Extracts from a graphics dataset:
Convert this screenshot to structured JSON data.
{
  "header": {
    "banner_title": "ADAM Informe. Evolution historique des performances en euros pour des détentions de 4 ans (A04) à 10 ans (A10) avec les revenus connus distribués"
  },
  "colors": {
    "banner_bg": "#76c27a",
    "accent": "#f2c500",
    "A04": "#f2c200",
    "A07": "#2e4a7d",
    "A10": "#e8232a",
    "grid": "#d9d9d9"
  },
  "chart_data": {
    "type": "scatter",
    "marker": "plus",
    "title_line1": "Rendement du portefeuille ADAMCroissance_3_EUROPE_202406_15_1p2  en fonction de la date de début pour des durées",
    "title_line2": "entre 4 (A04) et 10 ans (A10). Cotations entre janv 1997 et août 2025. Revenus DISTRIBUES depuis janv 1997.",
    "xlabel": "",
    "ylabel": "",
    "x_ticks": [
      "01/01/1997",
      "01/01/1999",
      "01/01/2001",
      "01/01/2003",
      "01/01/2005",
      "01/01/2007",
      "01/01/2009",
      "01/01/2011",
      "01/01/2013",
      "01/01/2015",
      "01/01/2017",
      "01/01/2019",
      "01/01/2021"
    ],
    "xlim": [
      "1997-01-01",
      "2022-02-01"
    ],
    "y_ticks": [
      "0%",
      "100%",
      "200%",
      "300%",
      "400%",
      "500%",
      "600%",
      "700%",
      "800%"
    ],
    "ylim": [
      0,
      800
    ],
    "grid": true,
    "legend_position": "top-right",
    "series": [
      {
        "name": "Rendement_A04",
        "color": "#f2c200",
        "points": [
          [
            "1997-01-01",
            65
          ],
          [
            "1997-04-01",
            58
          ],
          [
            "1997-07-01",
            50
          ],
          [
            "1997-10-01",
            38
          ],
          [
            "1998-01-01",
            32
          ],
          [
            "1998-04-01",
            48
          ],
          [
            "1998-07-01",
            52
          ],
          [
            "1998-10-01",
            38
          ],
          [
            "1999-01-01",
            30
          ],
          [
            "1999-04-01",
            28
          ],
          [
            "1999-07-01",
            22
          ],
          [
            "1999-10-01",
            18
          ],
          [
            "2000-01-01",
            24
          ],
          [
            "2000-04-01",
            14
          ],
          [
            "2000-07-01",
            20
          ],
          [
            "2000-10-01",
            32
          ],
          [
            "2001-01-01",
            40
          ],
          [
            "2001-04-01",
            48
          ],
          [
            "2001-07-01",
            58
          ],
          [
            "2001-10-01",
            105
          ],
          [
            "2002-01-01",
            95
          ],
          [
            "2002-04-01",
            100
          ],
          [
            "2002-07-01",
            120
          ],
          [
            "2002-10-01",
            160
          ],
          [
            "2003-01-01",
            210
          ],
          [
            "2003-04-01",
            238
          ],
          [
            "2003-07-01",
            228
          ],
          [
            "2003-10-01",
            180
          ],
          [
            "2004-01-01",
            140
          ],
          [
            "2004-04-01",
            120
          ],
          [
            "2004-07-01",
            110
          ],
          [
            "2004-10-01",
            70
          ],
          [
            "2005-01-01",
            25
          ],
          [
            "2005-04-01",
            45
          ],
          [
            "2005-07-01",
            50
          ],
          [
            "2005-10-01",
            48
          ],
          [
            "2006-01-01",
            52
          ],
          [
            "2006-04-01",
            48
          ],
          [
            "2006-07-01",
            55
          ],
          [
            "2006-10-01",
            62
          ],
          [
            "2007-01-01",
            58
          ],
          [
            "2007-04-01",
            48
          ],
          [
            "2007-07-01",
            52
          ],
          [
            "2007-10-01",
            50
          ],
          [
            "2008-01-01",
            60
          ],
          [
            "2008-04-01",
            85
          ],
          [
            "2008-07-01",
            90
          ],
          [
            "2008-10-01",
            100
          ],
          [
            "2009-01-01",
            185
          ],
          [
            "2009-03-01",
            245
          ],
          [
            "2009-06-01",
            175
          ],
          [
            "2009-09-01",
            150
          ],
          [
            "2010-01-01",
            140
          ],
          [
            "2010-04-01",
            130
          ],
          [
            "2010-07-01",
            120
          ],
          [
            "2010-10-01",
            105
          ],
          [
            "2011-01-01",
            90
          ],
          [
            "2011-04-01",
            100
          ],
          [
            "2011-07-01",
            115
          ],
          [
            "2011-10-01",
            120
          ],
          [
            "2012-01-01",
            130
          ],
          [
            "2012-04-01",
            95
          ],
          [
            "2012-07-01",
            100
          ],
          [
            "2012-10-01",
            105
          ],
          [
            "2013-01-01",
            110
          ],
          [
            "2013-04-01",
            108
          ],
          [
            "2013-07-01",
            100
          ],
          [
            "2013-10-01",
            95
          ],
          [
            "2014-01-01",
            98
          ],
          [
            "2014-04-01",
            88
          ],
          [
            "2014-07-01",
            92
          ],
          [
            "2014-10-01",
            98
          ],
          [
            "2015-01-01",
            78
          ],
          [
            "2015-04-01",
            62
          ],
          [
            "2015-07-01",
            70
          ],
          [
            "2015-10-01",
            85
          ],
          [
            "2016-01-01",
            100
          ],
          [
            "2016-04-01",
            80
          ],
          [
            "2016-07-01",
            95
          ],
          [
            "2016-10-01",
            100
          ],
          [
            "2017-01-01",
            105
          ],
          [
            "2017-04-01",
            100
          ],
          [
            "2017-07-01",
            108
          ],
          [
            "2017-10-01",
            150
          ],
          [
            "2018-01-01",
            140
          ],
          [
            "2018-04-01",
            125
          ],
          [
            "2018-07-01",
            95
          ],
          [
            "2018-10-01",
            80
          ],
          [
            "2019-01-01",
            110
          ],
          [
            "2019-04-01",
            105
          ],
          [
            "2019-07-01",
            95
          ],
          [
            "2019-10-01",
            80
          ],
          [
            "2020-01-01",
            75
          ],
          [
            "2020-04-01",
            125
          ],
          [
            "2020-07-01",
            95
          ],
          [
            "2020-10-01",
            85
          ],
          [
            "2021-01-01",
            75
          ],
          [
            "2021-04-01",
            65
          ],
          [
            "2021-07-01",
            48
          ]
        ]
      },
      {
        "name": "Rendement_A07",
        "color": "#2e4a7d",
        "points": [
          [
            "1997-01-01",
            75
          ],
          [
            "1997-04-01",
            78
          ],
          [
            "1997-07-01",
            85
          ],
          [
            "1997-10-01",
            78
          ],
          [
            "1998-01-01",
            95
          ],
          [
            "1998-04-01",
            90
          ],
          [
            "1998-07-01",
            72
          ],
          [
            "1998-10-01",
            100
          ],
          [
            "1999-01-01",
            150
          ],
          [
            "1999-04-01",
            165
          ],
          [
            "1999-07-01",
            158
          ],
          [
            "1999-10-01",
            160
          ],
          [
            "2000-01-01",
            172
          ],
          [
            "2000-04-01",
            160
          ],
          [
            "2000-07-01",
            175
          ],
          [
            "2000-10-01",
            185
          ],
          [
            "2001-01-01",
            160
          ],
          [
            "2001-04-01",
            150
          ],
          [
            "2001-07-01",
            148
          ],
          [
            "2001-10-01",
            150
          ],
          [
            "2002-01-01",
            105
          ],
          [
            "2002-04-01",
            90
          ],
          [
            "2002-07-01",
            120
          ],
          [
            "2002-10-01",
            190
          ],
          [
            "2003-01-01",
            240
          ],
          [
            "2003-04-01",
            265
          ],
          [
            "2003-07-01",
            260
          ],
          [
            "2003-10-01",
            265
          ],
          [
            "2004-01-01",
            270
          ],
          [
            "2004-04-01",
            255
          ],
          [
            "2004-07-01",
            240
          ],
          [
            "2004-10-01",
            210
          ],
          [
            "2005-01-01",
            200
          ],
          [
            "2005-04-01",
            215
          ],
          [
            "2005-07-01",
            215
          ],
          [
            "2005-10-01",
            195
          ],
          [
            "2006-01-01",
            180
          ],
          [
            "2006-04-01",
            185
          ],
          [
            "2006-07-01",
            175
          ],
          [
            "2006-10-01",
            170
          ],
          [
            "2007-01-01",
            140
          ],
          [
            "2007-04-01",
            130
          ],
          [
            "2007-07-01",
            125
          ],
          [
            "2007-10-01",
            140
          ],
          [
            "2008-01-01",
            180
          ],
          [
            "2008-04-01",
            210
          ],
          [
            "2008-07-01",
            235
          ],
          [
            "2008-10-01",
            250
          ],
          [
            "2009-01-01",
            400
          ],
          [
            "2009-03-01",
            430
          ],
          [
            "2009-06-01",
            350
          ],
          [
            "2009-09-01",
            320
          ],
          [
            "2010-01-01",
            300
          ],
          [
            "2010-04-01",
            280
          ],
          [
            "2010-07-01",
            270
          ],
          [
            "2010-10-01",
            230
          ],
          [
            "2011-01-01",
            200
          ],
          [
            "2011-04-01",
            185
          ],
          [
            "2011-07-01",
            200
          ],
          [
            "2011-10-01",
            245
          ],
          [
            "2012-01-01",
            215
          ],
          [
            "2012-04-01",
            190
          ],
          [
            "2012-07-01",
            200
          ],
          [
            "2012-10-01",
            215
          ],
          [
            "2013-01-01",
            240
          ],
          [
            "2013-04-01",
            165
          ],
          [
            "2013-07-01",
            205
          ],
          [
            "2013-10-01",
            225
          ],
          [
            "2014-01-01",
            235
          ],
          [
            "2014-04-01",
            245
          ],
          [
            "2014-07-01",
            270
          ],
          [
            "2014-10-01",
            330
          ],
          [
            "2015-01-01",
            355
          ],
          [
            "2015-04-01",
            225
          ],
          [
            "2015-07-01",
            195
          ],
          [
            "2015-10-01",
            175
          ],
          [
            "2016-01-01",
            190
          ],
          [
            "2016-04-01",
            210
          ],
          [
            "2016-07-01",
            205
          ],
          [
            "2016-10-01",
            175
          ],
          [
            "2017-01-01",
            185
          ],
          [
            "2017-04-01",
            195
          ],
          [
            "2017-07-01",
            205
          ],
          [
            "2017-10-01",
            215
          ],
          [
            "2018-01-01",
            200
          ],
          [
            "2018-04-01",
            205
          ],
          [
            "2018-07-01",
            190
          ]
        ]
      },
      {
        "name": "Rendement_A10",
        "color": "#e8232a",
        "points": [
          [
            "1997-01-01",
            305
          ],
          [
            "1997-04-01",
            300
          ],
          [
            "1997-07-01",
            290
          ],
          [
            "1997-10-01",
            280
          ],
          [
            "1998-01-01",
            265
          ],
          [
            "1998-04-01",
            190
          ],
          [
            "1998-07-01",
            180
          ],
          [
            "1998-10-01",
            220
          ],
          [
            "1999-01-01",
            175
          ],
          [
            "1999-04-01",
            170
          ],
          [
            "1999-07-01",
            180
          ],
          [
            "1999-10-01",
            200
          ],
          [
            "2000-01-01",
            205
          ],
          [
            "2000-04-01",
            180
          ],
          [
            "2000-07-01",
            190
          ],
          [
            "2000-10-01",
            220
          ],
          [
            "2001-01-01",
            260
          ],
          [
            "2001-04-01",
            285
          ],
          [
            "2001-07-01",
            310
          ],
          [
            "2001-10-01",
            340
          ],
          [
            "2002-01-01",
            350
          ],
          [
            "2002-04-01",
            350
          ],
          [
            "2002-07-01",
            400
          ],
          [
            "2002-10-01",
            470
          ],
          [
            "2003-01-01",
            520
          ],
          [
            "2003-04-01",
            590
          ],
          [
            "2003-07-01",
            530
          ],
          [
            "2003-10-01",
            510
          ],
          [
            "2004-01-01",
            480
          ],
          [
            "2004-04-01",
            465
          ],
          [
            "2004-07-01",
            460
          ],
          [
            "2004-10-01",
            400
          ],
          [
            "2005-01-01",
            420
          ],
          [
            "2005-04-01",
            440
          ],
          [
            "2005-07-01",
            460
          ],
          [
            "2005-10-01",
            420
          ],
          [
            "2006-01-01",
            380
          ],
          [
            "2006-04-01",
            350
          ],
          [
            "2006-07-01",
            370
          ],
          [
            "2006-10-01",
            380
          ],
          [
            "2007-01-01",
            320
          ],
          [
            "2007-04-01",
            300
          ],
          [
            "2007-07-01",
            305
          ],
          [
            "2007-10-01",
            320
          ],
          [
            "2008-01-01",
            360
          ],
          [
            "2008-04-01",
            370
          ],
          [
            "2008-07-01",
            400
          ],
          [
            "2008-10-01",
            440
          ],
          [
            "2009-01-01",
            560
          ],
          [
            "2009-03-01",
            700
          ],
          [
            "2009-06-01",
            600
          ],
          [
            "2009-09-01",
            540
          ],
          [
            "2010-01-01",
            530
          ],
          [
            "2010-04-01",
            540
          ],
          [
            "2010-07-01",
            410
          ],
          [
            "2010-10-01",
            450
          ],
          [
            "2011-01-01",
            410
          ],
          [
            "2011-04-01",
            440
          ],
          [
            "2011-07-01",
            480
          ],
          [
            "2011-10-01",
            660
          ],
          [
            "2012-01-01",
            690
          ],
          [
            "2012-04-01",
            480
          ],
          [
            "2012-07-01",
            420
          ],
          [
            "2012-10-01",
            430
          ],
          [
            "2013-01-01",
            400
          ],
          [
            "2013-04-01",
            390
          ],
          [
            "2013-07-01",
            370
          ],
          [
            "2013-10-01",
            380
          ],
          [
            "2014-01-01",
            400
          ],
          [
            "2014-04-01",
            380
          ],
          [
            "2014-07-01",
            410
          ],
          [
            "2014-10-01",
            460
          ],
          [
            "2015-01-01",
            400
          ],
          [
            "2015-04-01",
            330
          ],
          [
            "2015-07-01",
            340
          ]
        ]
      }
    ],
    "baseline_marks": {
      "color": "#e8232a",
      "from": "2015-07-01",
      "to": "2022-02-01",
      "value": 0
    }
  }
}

_STATED EXERCISE_
From the listing, copy every line where the string "pour" appears.

_FINAL RESULT_
    "banner_title": "ADAM Informe. Evolution historique des performances en euros pour des détentions de 4 ans (A04) à 10 ans (A10) avec les revenus connus distribués"
    "title_line1": "Rendement du portefeuille ADAMCroissance_3_EUROPE_202406_15_1p2  en fonction de la date de début pour des durées",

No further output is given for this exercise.